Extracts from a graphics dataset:

>> begin

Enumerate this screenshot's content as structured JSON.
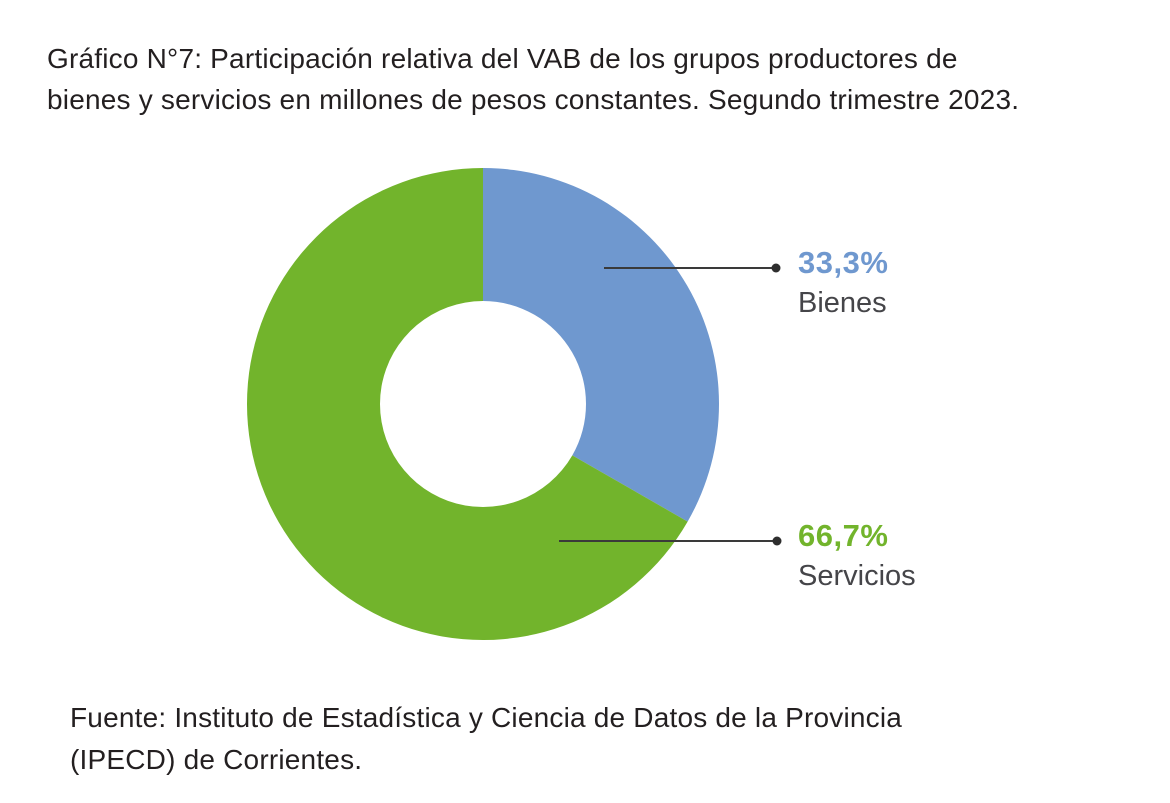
{
  "page": {
    "source": "Fuente: Instituto de Estadística y Ciencia de Datos de la Provincia\n(IPECD) de Corrientes."
  },
  "chart_data": {
    "type": "pie",
    "subtype": "donut",
    "title": "Gráfico N°7: Participación relativa del VAB de los grupos productores de\nbienes y servicios en millones de pesos constantes. Segundo trimestre 2023.",
    "start_angle_deg": 0,
    "direction": "clockwise",
    "legend_position": "right-callouts",
    "slices": [
      {
        "label": "Bienes",
        "value": 33.3,
        "pct_label": "33,3%",
        "color": "#6f98cf"
      },
      {
        "label": "Servicios",
        "value": 66.7,
        "pct_label": "66,7%",
        "color": "#72b42c"
      }
    ],
    "colors": {
      "leader_line": "#3a3a3a",
      "leader_dot": "#2e2e2e",
      "category_text": "#454549",
      "title_text": "#231f20",
      "hole": "#ffffff"
    }
  }
}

>> end

■ **What is asked**
Write every entry out again exactly, dropping the pictures.

■ **Final result**
Enumerate this screenshot's content as structured JSON.
{
  "page": {
    "source": "Fuente: Instituto de Estadística y Ciencia de Datos de la Provincia\n(IPECD) de Corrientes."
  },
  "chart_data": {
    "type": "pie",
    "subtype": "donut",
    "title": "Gráfico N°7: Participación relativa del VAB de los grupos productores de\nbienes y servicios en millones de pesos constantes. Segundo trimestre 2023.",
    "start_angle_deg": 0,
    "direction": "clockwise",
    "legend_position": "right-callouts",
    "slices": [
      {
        "label": "Bienes",
        "value": 33.3,
        "pct_label": "33,3%",
        "color": "#6f98cf"
      },
      {
        "label": "Servicios",
        "value": 66.7,
        "pct_label": "66,7%",
        "color": "#72b42c"
      }
    ],
    "colors": {
      "leader_line": "#3a3a3a",
      "leader_dot": "#2e2e2e",
      "category_text": "#454549",
      "title_text": "#231f20",
      "hole": "#ffffff"
    }
  }
}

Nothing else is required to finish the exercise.